-- Begin Data provided --

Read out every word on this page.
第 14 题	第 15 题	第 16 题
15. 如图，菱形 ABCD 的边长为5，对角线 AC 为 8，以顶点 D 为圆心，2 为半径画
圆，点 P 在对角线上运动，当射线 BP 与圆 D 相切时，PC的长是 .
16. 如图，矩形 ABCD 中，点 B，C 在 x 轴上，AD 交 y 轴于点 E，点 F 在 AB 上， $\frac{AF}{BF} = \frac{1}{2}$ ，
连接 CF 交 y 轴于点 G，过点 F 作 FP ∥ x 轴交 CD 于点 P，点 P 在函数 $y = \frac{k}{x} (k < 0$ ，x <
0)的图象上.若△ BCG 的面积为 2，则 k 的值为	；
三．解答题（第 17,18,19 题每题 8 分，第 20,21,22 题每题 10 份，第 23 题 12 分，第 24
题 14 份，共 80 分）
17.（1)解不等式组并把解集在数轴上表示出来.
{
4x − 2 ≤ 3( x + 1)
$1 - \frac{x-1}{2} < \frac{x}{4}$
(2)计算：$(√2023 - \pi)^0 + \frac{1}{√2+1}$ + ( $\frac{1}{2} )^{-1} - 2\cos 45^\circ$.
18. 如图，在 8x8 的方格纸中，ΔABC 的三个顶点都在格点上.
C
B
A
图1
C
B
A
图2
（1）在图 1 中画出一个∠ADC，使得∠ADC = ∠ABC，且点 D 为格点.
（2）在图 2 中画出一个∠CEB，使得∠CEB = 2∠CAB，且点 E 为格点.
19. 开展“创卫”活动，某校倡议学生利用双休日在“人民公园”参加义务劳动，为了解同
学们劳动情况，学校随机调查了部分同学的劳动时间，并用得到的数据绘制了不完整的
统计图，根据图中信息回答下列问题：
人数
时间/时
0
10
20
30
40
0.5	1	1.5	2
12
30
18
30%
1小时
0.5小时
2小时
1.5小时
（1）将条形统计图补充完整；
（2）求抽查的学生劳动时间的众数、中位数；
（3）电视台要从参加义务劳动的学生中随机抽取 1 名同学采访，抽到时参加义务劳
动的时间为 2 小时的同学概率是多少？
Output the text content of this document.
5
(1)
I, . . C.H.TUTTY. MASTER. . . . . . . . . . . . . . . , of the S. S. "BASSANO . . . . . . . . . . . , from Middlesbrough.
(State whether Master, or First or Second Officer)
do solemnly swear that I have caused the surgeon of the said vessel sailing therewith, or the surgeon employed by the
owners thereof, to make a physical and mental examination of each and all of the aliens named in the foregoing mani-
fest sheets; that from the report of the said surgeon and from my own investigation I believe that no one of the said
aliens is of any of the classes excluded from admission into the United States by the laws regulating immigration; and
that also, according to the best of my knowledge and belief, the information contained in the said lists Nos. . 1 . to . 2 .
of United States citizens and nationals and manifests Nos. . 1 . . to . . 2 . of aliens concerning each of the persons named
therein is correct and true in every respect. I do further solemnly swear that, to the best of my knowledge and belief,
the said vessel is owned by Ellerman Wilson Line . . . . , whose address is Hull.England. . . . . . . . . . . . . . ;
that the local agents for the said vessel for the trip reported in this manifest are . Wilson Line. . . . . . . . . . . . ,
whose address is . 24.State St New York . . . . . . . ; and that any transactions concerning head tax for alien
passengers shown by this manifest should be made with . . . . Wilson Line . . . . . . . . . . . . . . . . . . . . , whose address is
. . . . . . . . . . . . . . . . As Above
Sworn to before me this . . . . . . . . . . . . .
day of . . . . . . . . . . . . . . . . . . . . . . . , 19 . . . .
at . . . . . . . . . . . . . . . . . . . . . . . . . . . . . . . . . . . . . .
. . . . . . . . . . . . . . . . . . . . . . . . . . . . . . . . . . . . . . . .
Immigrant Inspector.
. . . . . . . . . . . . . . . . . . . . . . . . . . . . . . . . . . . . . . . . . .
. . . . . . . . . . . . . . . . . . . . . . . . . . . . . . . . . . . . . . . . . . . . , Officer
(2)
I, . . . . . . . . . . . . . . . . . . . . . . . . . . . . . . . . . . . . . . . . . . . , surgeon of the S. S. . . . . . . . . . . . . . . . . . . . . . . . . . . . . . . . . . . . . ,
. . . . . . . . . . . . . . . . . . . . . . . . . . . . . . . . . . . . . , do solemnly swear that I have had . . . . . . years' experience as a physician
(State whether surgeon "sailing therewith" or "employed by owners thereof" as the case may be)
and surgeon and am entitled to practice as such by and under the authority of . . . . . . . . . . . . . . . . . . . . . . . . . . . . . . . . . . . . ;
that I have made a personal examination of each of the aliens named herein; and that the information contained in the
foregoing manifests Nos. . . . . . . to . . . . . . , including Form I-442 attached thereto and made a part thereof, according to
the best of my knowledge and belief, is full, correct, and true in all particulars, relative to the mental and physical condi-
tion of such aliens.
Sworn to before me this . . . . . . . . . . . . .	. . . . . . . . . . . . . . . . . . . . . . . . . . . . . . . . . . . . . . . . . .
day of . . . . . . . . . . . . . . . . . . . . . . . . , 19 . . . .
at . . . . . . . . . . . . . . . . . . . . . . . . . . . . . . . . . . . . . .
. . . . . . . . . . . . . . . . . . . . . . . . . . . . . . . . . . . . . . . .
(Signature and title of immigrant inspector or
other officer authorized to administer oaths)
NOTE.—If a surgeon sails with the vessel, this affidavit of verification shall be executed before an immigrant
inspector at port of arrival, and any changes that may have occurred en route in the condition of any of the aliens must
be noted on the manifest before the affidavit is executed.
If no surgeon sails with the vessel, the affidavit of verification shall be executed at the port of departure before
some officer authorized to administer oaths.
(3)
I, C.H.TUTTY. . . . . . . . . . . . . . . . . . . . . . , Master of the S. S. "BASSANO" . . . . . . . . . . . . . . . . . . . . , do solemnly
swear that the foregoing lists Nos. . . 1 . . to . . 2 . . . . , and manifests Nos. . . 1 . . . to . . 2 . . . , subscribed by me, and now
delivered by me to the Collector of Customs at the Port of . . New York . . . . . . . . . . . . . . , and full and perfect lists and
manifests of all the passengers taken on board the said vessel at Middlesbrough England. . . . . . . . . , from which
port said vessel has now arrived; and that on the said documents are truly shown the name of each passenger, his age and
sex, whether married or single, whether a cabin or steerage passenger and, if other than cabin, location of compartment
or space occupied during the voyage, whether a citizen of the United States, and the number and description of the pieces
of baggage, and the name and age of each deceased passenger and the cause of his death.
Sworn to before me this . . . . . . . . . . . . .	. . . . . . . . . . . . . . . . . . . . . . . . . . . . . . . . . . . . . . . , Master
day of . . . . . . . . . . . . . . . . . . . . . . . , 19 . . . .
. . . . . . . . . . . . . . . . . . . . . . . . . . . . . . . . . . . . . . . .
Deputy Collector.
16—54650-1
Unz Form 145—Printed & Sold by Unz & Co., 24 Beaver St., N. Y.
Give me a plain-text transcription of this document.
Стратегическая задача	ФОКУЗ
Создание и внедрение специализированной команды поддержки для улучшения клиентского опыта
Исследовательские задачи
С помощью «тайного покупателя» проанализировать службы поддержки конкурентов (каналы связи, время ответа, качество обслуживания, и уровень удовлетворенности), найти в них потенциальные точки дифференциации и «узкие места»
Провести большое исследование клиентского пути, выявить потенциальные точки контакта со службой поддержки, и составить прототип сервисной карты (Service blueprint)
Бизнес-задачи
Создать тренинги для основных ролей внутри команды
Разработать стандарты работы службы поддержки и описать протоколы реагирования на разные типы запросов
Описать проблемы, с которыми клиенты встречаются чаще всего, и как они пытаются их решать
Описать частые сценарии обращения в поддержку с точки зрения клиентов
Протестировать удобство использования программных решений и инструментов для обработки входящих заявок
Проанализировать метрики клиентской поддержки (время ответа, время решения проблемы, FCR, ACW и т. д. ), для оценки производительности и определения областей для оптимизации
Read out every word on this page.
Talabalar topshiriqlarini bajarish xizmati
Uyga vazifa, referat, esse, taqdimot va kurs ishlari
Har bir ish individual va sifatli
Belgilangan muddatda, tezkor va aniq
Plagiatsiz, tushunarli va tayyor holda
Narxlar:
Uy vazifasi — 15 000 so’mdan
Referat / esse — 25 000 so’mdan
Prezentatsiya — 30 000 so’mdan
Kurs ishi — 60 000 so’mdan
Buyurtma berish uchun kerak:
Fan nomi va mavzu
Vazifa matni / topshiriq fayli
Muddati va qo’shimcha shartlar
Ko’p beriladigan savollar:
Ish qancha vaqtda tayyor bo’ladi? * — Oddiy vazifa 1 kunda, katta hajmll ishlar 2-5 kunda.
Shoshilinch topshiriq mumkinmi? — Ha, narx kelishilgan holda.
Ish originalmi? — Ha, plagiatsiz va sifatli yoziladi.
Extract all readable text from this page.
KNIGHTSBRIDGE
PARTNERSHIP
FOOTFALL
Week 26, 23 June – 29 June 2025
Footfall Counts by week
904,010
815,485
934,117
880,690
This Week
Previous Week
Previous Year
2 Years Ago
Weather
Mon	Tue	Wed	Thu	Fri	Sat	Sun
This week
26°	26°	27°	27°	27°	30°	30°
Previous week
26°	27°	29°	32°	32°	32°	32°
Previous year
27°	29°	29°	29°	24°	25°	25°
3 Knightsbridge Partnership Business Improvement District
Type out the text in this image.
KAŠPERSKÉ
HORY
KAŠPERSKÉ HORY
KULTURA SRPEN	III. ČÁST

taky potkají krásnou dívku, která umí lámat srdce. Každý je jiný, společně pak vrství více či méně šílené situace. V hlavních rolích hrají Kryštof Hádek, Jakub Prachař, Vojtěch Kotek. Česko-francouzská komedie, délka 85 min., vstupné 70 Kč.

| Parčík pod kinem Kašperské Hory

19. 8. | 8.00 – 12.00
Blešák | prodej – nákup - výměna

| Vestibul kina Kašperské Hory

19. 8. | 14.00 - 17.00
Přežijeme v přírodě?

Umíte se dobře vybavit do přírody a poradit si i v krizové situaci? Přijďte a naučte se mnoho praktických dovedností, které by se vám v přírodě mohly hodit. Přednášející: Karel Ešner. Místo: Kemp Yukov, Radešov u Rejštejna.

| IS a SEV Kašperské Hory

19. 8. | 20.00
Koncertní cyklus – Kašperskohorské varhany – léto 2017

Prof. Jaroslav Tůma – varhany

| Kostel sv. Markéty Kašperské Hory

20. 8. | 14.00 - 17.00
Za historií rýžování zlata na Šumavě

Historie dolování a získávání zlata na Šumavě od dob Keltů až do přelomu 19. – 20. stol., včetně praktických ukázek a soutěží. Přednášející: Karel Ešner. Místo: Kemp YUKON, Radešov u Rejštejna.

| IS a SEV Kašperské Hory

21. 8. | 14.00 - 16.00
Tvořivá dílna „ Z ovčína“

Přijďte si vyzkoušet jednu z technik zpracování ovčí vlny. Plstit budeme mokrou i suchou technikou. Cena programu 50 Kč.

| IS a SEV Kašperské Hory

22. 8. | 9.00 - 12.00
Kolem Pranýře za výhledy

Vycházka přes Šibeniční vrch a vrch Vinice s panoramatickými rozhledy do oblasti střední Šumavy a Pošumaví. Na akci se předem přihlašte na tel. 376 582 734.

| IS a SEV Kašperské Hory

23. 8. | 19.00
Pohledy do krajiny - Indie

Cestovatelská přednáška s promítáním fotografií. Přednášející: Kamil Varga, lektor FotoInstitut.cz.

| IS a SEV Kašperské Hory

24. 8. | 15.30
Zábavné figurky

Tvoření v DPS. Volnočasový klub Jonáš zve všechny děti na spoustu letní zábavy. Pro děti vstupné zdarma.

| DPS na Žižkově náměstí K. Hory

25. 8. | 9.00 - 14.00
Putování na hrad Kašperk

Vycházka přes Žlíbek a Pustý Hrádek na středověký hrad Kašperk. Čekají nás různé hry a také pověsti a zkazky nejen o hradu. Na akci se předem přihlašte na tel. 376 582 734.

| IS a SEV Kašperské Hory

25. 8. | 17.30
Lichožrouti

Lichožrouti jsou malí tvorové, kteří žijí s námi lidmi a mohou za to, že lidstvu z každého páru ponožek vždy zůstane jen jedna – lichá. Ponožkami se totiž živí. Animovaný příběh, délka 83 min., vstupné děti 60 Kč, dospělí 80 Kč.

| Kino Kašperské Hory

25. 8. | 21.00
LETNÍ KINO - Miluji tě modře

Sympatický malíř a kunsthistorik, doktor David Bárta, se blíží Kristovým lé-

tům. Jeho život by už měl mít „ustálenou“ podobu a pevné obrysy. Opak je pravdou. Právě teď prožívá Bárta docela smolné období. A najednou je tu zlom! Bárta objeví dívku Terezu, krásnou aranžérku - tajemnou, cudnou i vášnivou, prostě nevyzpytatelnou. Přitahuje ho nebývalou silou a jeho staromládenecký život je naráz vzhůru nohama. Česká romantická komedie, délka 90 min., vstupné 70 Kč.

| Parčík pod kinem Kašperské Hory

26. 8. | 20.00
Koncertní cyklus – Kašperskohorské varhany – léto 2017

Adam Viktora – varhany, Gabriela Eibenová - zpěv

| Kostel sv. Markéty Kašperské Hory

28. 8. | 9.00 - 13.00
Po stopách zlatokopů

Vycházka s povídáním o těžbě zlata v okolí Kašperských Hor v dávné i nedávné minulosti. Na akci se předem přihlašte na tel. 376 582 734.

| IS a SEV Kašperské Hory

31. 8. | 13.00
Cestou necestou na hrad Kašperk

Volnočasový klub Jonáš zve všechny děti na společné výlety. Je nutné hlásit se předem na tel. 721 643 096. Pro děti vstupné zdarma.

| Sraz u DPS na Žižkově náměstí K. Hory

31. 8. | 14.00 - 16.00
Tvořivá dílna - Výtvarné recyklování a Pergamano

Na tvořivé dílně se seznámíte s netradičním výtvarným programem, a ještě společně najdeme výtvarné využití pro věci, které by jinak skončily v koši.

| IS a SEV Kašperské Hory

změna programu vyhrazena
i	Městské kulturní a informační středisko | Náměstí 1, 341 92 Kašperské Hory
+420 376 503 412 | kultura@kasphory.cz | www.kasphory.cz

-- End Data provided --

## What is asked
Read through the data and copy every line where "knowledge" shows up.

## Result of this exercise
that also, according to the best of my knowledge and belief, the information contained in the said lists Nos. . 1 . to . 2 .
therein is correct and true in every respect. I do further solemnly swear that, to the best of my knowledge and belief,
the best of my knowledge and belief, is full, correct, and true in all particulars, relative to the mental and physical condi-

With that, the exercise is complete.